** THE REQUEST **
Find each line containing the word "code" and report how many there are. Add nothing else.
=====
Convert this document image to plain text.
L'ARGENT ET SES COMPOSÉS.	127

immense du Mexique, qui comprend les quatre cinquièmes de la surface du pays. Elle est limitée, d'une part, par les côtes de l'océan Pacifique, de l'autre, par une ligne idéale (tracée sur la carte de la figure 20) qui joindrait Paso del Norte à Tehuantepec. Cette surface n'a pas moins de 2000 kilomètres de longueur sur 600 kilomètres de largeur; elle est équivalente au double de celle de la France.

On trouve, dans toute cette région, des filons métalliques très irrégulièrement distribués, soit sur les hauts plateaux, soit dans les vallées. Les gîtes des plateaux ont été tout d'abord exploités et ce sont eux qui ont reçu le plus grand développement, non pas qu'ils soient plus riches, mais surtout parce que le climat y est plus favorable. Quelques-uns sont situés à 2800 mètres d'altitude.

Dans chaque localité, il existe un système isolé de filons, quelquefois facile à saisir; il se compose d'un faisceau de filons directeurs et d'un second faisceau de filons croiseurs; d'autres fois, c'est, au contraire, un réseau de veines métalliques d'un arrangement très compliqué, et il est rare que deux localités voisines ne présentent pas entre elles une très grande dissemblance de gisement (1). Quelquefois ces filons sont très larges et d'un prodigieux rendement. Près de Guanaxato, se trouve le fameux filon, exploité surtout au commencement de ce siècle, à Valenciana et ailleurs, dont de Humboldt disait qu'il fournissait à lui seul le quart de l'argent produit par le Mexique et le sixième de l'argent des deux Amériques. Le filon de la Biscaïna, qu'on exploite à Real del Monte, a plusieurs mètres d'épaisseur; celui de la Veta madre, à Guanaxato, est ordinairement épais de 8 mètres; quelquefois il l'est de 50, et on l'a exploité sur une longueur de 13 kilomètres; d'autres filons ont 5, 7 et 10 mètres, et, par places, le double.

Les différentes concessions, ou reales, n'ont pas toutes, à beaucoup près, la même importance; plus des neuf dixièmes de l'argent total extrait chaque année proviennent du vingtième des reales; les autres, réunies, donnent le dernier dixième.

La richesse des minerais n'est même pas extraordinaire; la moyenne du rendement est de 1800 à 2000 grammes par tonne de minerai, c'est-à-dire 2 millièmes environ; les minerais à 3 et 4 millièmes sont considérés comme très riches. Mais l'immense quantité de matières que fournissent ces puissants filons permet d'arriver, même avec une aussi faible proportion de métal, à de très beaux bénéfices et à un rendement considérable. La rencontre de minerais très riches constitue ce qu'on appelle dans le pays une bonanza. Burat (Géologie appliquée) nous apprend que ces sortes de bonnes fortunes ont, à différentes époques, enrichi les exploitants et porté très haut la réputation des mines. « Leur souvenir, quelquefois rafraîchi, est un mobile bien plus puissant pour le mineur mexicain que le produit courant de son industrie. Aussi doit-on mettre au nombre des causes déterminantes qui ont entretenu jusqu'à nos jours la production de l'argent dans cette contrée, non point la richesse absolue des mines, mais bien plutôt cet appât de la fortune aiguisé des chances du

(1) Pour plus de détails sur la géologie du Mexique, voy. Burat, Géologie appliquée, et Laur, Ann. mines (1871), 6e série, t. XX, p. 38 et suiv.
=====
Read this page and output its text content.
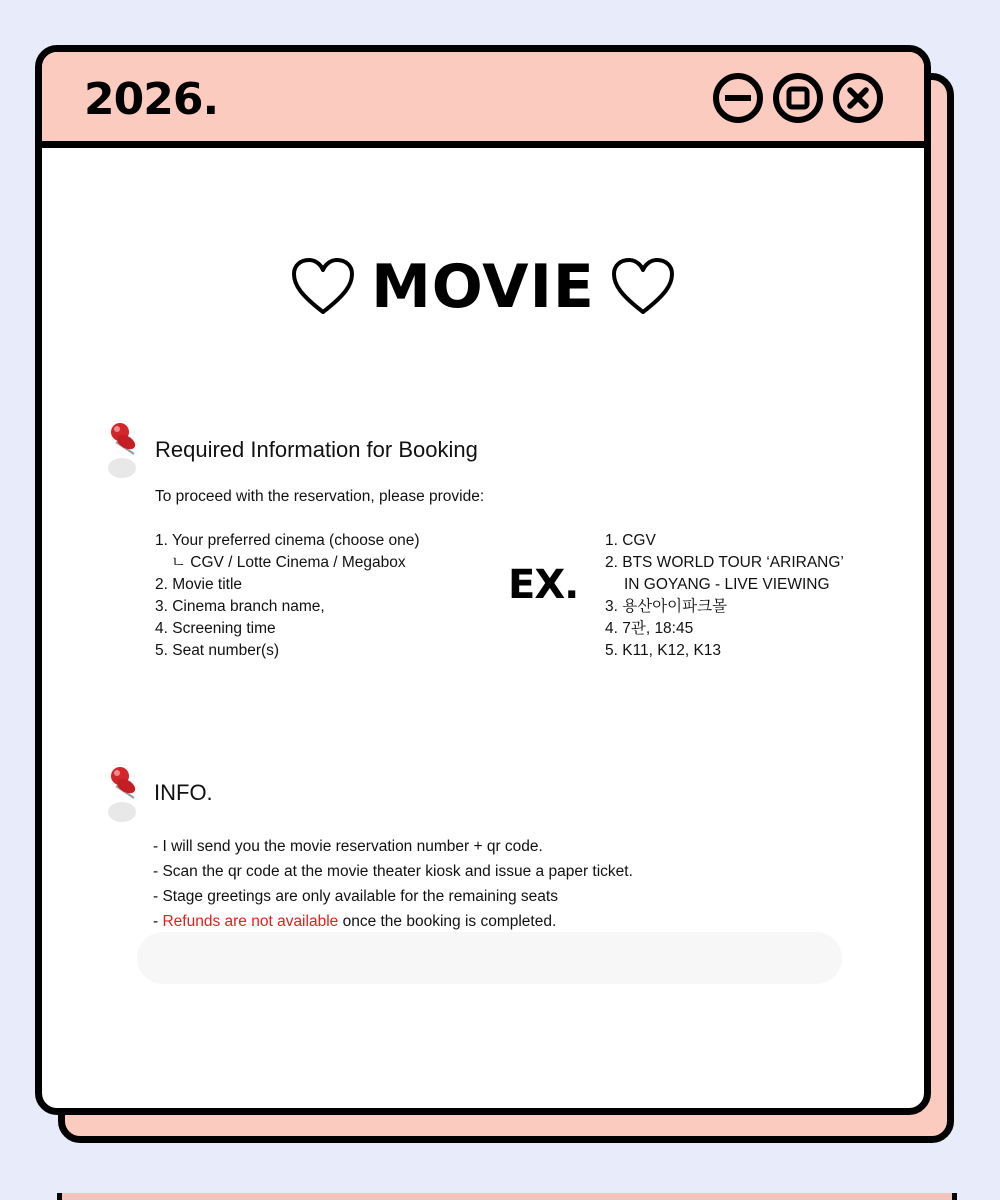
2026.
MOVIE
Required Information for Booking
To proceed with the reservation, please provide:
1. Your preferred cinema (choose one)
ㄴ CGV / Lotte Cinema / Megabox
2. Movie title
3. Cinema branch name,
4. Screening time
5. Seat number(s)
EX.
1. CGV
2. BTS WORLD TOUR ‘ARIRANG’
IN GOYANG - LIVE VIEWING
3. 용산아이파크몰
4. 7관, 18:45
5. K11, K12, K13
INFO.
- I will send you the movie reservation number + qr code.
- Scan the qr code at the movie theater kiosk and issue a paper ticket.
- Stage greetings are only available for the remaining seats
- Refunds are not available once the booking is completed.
=====
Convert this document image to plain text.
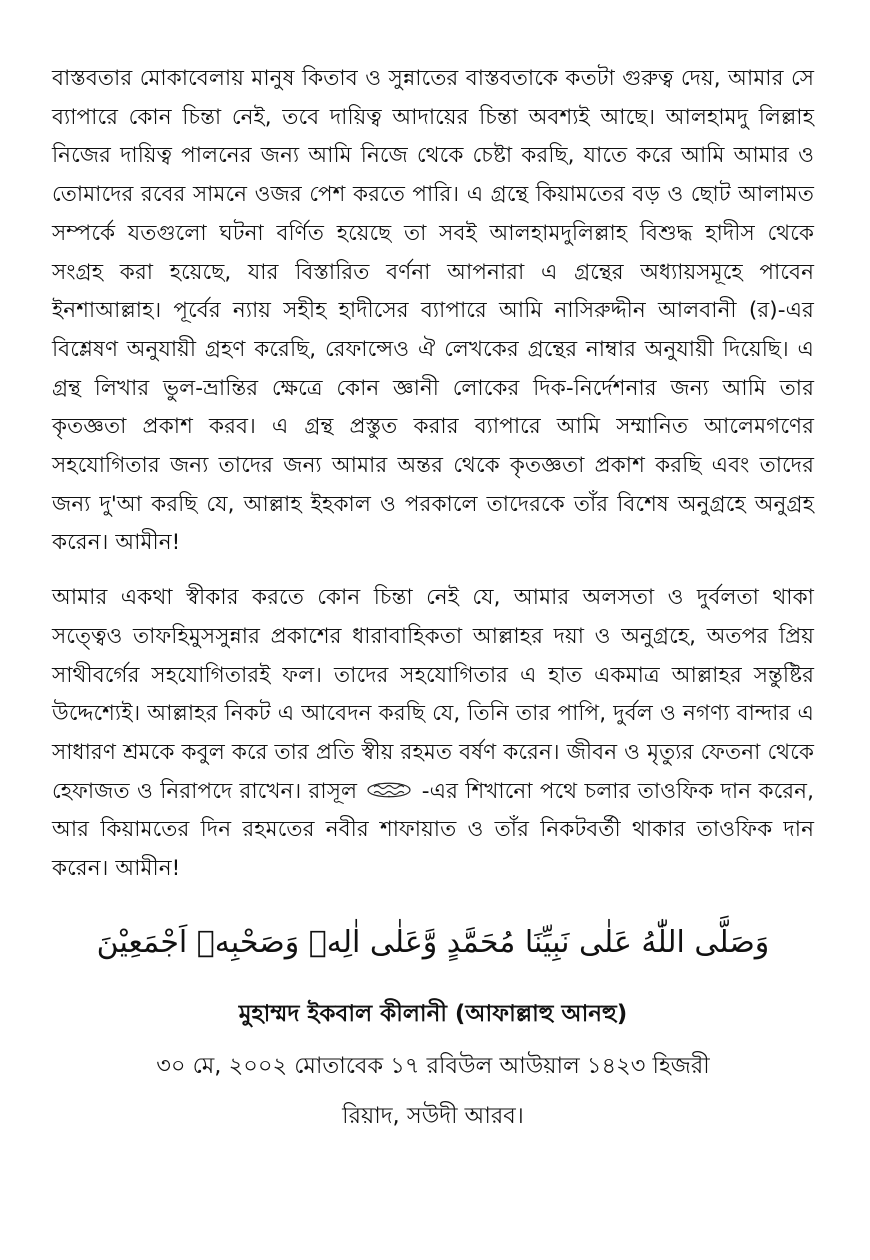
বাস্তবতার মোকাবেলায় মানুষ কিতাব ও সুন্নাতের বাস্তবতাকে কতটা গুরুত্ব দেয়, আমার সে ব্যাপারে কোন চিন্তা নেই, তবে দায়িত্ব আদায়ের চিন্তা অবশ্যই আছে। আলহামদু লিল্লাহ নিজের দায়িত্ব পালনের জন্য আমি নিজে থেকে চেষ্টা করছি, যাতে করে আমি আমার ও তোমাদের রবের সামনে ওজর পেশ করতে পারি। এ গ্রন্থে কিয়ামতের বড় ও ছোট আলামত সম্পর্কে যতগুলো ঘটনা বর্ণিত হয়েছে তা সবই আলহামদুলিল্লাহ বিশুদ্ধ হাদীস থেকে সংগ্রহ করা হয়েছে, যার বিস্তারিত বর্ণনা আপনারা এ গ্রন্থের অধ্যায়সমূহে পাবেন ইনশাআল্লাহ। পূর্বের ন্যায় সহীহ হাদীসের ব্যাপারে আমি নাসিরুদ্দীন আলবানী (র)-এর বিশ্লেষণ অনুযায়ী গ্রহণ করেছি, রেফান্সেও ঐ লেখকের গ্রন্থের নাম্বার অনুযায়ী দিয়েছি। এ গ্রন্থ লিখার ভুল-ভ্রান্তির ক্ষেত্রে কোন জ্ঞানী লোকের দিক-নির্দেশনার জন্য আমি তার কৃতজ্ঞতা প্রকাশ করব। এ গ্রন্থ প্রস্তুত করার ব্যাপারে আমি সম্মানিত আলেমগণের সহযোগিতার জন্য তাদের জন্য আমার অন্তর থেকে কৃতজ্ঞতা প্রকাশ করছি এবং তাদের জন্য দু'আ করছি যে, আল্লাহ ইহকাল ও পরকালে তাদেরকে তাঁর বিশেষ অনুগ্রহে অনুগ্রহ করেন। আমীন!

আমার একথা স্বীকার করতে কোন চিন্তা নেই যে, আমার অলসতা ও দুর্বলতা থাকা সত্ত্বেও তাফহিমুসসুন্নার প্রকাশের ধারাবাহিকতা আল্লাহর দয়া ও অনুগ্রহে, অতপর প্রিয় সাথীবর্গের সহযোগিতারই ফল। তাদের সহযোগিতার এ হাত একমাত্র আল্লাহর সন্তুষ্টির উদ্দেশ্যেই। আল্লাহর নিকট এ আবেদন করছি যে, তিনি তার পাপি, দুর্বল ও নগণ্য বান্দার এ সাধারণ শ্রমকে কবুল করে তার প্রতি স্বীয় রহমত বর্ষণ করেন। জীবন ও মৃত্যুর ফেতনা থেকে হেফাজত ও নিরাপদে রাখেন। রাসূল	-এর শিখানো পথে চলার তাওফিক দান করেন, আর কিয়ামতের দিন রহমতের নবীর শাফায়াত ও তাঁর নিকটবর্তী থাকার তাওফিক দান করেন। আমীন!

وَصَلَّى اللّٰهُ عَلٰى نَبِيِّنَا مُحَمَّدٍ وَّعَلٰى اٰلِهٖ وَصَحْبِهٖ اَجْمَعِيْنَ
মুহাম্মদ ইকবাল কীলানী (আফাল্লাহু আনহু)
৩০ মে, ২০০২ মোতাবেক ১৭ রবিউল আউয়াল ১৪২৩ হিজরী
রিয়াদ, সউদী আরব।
=====
** THE RESPONSE **
2